-- BEGIN Listed entries --

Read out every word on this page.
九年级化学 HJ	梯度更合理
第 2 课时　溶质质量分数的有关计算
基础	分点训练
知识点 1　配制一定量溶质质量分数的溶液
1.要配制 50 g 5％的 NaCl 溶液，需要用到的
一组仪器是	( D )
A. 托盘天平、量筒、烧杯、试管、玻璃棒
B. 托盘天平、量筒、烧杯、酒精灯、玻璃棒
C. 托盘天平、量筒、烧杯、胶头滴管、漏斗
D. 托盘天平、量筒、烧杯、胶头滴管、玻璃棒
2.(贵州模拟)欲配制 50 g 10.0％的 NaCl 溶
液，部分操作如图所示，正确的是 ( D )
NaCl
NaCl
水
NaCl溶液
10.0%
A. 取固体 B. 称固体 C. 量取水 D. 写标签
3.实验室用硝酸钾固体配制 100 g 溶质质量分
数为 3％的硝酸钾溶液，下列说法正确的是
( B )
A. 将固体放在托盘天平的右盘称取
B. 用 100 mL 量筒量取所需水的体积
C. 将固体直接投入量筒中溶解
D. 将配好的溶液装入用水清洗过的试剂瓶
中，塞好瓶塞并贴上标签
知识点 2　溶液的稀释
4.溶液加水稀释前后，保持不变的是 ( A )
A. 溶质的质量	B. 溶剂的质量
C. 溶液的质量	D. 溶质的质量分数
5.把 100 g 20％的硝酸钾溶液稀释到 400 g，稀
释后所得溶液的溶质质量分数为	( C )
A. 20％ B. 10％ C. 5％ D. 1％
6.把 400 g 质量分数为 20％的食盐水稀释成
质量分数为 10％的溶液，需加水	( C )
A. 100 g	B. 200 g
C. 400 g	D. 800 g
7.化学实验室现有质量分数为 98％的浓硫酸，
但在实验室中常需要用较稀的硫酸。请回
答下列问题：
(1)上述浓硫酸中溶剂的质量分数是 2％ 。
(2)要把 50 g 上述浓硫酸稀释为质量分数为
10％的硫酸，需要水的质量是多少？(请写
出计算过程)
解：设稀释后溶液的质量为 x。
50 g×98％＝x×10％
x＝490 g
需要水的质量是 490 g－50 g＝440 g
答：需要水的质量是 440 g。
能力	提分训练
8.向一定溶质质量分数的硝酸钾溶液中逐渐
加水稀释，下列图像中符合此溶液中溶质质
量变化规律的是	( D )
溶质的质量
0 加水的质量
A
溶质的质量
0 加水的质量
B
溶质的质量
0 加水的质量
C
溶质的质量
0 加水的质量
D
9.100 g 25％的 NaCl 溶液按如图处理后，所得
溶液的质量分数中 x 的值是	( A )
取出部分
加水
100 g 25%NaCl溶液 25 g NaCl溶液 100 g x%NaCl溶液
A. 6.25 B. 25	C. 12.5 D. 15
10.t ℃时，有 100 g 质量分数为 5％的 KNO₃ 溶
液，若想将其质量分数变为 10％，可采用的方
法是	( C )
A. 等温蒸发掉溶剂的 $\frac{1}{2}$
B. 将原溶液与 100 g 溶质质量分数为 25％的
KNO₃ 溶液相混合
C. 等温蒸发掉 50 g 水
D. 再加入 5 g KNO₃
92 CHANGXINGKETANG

-- END Listed entries --

# Given request:
For the listing above, identify each line bearing "KNO₃".

# Result for this task:
10.t ℃时，有 100 g 质量分数为 5％的 KNO₃ 溶
KNO₃ 溶液相混合
D. 再加入 5 g KNO₃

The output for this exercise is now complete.